(Dataset excerpts)
========================================

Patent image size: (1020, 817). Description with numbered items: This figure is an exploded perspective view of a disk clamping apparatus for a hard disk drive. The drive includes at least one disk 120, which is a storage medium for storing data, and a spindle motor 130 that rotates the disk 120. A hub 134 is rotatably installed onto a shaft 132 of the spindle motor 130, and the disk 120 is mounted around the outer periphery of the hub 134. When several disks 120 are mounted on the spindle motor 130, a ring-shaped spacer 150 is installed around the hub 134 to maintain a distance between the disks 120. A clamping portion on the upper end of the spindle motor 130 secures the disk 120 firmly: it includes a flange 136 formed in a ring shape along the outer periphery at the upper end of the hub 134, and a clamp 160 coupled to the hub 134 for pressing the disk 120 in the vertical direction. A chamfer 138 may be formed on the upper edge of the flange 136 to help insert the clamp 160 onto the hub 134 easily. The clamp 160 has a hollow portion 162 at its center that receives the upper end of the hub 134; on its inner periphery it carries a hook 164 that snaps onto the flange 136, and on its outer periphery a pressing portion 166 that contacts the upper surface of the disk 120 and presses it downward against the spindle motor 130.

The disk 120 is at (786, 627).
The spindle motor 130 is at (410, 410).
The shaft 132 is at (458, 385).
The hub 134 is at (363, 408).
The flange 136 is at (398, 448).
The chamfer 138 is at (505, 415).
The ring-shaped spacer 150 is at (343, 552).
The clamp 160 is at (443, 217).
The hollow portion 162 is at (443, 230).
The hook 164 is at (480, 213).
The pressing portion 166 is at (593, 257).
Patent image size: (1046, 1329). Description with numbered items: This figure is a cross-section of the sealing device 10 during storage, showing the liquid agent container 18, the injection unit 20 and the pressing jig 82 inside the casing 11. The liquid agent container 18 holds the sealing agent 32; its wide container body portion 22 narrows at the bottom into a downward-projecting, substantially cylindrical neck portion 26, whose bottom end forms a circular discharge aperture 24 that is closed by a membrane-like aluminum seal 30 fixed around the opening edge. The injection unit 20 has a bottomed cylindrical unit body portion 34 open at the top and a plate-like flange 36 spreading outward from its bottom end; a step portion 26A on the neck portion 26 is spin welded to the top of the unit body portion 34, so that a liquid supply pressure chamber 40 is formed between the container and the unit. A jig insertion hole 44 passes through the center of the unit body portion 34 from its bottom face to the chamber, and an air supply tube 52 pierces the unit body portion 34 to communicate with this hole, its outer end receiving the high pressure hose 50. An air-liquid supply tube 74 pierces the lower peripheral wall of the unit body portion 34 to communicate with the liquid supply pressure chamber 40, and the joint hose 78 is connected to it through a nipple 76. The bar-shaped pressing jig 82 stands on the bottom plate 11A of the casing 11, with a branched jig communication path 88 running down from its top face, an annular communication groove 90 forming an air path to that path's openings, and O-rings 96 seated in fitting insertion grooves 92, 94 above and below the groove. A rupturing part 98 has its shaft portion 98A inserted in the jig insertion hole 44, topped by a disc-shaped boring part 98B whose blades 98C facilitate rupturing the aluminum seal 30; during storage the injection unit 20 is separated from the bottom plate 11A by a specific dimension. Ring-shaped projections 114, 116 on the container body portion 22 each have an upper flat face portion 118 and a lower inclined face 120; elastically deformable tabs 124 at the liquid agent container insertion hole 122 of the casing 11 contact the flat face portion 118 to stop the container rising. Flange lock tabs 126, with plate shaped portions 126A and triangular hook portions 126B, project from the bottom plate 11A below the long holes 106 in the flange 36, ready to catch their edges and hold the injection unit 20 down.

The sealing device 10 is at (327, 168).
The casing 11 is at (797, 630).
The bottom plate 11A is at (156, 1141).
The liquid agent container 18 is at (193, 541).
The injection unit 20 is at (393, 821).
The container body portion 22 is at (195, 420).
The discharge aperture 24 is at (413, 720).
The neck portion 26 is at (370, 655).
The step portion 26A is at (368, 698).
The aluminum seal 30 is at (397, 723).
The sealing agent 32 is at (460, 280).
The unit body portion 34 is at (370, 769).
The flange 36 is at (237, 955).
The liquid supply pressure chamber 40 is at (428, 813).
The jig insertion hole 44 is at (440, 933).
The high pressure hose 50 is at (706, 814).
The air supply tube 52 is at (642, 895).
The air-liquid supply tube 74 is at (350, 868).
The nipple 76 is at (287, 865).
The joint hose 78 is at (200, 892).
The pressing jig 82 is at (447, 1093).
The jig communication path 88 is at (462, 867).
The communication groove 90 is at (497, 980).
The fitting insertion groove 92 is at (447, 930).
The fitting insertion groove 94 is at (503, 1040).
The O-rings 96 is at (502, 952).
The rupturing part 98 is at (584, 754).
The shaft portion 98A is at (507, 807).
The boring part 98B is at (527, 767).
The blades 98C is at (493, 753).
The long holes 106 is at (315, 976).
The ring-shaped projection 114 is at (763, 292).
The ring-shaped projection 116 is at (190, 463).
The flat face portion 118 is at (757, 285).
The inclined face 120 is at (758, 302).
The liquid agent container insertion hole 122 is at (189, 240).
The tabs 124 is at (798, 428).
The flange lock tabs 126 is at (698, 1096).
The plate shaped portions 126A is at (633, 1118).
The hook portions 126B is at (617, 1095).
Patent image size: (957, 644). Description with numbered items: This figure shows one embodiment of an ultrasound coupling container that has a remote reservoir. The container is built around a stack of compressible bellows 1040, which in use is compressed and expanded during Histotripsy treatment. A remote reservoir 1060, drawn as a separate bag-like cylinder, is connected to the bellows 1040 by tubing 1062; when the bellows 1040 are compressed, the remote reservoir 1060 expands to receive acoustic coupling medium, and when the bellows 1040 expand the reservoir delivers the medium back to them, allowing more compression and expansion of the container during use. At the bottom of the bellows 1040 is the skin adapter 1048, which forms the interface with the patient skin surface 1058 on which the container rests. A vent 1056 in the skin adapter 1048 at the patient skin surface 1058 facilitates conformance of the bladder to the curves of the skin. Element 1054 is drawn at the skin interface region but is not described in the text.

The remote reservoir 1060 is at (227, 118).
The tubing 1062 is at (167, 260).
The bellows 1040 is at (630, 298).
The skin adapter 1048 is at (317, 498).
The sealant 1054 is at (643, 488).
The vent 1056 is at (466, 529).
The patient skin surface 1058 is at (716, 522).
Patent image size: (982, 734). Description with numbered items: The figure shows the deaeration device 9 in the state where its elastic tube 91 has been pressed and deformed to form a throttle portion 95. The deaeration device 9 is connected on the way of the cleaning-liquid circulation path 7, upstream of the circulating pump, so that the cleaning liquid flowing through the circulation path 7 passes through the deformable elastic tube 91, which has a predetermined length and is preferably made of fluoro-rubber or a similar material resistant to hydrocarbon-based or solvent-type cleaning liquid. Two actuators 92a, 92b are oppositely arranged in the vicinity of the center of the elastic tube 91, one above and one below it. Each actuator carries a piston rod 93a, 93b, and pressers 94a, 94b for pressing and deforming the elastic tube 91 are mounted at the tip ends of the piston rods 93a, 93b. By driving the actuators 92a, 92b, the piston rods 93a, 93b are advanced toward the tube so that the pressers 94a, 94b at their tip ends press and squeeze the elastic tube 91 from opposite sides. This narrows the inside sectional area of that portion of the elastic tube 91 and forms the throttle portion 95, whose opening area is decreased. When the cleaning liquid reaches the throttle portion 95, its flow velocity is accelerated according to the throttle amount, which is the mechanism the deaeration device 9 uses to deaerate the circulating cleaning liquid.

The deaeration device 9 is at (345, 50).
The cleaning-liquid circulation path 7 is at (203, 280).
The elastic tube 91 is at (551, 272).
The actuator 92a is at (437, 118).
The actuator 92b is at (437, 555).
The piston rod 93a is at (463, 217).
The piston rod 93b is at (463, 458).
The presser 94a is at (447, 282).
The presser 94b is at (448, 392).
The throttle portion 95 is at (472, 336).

========================================

■ Required work ■
Put the lines from the one containing "Patent image size: (957, 644)." through the one containing "The patient skin surface 1058 is" into a numbered list, with blank lines omitted.

■ Result for this task ■
1. Patent image size: (957, 644). Description with numbered items: This figure shows one embodiment of an ultrasound coupling container that has a remote reservoir. The container is built around a stack of compressible bellows 1040, which in use is compressed and expanded during Histotripsy treatment. A remote reservoir 1060, drawn as a separate bag-like cylinder, is connected to the bellows 1040 by tubing 1062; when the bellows 1040 are compressed, the remote reservoir 1060 expands to receive acoustic coupling medium, and when the bellows 1040 expand the reservoir delivers the medium back to them, allowing more compression and expansion of the container during use. At the bottom of the bellows 1040 is the skin adapter 1048, which forms the interface with the patient skin surface 1058 on which the container rests. A vent 1056 in the skin adapter 1048 at the patient skin surface 1058 facilitates conformance of the bladder to the curves of the skin. Element 1054 is drawn at the skin interface region but is not described in the text.
2. The remote reservoir 1060 is at (227, 118).
3. The tubing 1062 is at (167, 260).
4. The bellows 1040 is at (630, 298).
5. The skin adapter 1048 is at (317, 498).
6. The sealant 1054 is at (643, 488).
7. The vent 1056 is at (466, 529).
8. The patient skin surface 1058 is at (716, 522).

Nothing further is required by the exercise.